Recorded data
..........
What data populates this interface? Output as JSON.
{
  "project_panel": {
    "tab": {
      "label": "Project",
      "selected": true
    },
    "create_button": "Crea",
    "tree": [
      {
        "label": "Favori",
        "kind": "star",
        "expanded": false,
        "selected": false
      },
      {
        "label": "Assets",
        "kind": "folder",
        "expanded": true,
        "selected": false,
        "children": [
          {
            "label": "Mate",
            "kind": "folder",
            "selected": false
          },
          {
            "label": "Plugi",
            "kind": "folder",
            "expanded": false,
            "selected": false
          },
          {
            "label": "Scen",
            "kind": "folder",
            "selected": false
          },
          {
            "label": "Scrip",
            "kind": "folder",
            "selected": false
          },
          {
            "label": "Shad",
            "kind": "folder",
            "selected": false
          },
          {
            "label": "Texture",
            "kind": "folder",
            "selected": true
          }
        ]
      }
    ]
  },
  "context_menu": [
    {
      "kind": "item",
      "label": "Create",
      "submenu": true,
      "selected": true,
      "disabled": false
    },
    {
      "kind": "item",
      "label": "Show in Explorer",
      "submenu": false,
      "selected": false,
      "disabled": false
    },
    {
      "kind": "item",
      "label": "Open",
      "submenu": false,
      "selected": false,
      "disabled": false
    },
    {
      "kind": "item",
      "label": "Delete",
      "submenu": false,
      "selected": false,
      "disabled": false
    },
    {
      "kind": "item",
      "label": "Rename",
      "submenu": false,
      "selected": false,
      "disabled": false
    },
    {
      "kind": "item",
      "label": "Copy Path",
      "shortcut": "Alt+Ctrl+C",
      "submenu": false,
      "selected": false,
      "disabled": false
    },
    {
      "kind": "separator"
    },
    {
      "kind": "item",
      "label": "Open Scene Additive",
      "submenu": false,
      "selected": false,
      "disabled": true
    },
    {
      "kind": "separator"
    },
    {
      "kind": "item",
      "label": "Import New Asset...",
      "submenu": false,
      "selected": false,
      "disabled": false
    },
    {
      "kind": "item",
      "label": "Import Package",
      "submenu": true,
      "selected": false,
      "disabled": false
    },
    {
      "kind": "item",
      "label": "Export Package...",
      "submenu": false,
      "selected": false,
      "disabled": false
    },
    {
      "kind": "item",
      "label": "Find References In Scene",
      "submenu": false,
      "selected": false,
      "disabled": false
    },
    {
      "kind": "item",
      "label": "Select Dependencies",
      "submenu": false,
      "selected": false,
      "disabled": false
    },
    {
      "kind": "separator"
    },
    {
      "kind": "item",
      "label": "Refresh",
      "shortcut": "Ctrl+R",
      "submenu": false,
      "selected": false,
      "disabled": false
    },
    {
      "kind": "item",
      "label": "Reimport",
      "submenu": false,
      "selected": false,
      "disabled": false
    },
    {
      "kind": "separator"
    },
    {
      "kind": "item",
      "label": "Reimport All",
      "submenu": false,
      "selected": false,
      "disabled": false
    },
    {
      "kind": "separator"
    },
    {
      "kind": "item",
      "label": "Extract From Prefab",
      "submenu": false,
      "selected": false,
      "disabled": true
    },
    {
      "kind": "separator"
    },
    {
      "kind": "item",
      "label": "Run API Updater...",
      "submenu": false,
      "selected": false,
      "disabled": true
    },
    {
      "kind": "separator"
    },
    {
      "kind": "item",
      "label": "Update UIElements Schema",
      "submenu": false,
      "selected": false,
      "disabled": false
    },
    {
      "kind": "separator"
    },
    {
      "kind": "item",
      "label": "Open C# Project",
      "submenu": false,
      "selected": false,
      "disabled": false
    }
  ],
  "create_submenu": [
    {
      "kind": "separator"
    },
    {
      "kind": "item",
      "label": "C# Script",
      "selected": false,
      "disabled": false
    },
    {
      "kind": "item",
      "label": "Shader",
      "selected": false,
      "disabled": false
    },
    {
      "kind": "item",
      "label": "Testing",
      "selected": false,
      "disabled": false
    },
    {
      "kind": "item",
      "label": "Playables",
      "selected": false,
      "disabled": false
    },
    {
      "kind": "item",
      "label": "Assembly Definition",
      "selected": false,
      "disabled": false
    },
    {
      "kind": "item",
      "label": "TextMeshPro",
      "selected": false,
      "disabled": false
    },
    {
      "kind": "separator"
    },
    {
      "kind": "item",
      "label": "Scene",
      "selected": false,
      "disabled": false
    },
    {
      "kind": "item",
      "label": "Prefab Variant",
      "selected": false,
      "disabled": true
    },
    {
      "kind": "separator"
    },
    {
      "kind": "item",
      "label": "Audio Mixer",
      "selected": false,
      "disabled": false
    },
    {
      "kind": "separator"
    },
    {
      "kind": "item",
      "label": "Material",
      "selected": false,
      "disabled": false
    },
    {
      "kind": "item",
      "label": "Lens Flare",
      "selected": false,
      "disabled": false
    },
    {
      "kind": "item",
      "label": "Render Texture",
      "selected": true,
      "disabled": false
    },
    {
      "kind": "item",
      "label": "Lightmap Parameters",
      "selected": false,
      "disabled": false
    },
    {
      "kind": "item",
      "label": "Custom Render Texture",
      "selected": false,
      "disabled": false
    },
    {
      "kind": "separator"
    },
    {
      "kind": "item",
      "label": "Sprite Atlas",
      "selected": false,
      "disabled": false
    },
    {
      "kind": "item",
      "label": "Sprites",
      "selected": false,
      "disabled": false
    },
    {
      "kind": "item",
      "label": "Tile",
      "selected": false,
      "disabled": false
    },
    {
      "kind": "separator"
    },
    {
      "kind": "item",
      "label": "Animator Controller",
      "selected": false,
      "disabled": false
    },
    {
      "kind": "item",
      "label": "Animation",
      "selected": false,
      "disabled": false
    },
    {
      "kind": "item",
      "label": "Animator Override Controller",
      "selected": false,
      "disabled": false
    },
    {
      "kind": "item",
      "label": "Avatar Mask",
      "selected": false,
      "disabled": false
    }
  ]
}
..........
Exercise description - Every line of the data above should be reproduced word for word.

Worked solution -
What data populates this interface? Output as JSON.
{
  "project_panel": {
    "tab": {
      "label": "Project",
      "selected": true
    },
    "create_button": "Crea",
    "tree": [
      {
        "label": "Favori",
        "kind": "star",
        "expanded": false,
        "selected": false
      },
      {
        "label": "Assets",
        "kind": "folder",
        "expanded": true,
        "selected": false,
        "children": [
          {
            "label": "Mate",
            "kind": "folder",
            "selected": false
          },
          {
            "label": "Plugi",
            "kind": "folder",
            "expanded": false,
            "selected": false
          },
          {
            "label": "Scen",
            "kind": "folder",
            "selected": false
          },
          {
            "label": "Scrip",
            "kind": "folder",
            "selected": false
          },
          {
            "label": "Shad",
            "kind": "folder",
            "selected": false
          },
          {
            "label": "Texture",
            "kind": "folder",
            "selected": true
          }
        ]
      }
    ]
  },
  "context_menu": [
    {
      "kind": "item",
      "label": "Create",
      "submenu": true,
      "selected": true,
      "disabled": false
    },
    {
      "kind": "item",
      "label": "Show in Explorer",
      "submenu": false,
      "selected": false,
      "disabled": false
    },
    {
      "kind": "item",
      "label": "Open",
      "submenu": false,
      "selected": false,
      "disabled": false
    },
    {
      "kind": "item",
      "label": "Delete",
      "submenu": false,
      "selected": false,
      "disabled": false
    },
    {
      "kind": "item",
      "label": "Rename",
      "submenu": false,
      "selected": false,
      "disabled": false
    },
    {
      "kind": "item",
      "label": "Copy Path",
      "shortcut": "Alt+Ctrl+C",
      "submenu": false,
      "selected": false,
      "disabled": false
    },
    {
      "kind": "separator"
    },
    {
      "kind": "item",
      "label": "Open Scene Additive",
      "submenu": false,
      "selected": false,
      "disabled": true
    },
    {
      "kind": "separator"
    },
    {
      "kind": "item",
      "label": "Import New Asset...",
      "submenu": false,
      "selected": false,
      "disabled": false
    },
    {
      "kind": "item",
      "label": "Import Package",
      "submenu": true,
      "selected": false,
      "disabled": false
    },
    {
      "kind": "item",
      "label": "Export Package...",
      "submenu": false,
      "selected": false,
      "disabled": false
    },
    {
      "kind": "item",
      "label": "Find References In Scene",
      "submenu": false,
      "selected": false,
      "disabled": false
    },
    {
      "kind": "item",
      "label": "Select Dependencies",
      "submenu": false,
      "selected": false,
      "disabled": false
    },
    {
      "kind": "separator"
    },
    {
      "kind": "item",
      "label": "Refresh",
      "shortcut": "Ctrl+R",
      "submenu": false,
      "selected": false,
      "disabled": false
    },
    {
      "kind": "item",
      "label": "Reimport",
      "submenu": false,
      "selected": false,
      "disabled": false
    },
    {
      "kind": "separator"
    },
    {
      "kind": "item",
      "label": "Reimport All",
      "submenu": false,
      "selected": false,
      "disabled": false
    },
    {
      "kind": "separator"
    },
    {
      "kind": "item",
      "label": "Extract From Prefab",
      "submenu": false,
      "selected": false,
      "disabled": true
    },
    {
      "kind": "separator"
    },
    {
      "kind": "item",
      "label": "Run API Updater...",
      "submenu": false,
      "selected": false,
      "disabled": true
    },
    {
      "kind": "separator"
    },
    {
      "kind": "item",
      "label": "Update UIElements Schema",
      "submenu": false,
      "selected": false,
      "disabled": false
    },
    {
      "kind": "separator"
    },
    {
      "kind": "item",
      "label": "Open C# Project",
      "submenu": false,
      "selected": false,
      "disabled": false
    }
  ],
  "create_submenu": [
    {
      "kind": "separator"
    },
    {
      "kind": "item",
      "label": "C# Script",
      "selected": false,
      "disabled": false
    },
    {
      "kind": "item",
      "label": "Shader",
      "selected": false,
      "disabled": false
    },
    {
      "kind": "item",
      "label": "Testing",
      "selected": false,
      "disabled": false
    },
    {
      "kind": "item",
      "label": "Playables",
      "selected": false,
      "disabled": false
    },
    {
      "kind": "item",
      "label": "Assembly Definition",
      "selected": false,
      "disabled": false
    },
    {
      "kind": "item",
      "label": "TextMeshPro",
      "selected": false,
      "disabled": false
    },
    {
      "kind": "separator"
    },
    {
      "kind": "item",
      "label": "Scene",
      "selected": false,
      "disabled": false
    },
    {
      "kind": "item",
      "label": "Prefab Variant",
      "selected": false,
      "disabled": true
    },
    {
      "kind": "separator"
    },
    {
      "kind": "item",
      "label": "Audio Mixer",
      "selected": false,
      "disabled": false
    },
    {
      "kind": "separator"
    },
    {
      "kind": "item",
      "label": "Material",
      "selected": false,
      "disabled": false
    },
    {
      "kind": "item",
      "label": "Lens Flare",
      "selected": false,
      "disabled": false
    },
    {
      "kind": "item",
      "label": "Render Texture",
      "selected": true,
      "disabled": false
    },
    {
      "kind": "item",
      "label": "Lightmap Parameters",
      "selected": false,
      "disabled": false
    },
    {
      "kind": "item",
      "label": "Custom Render Texture",
      "selected": false,
      "disabled": false
    },
    {
      "kind": "separator"
    },
    {
      "kind": "item",
      "label": "Sprite Atlas",
      "selected": false,
      "disabled": false
    },
    {
      "kind": "item",
      "label": "Sprites",
      "selected": false,
      "disabled": false
    },
    {
      "kind": "item",
      "label": "Tile",
      "selected": false,
      "disabled": false
    },
    {
      "kind": "separator"
    },
    {
      "kind": "item",
      "label": "Animator Controller",
      "selected": false,
      "disabled": false
    },
    {
      "kind": "item",
      "label": "Animation",
      "selected": false,
      "disabled": false
    },
    {
      "kind": "item",
      "label": "Animator Override Controller",
      "selected": false,
      "disabled": false
    },
    {
      "kind": "item",
      "label": "Avatar Mask",
      "selected": false,
      "disabled": false
    }
  ]
}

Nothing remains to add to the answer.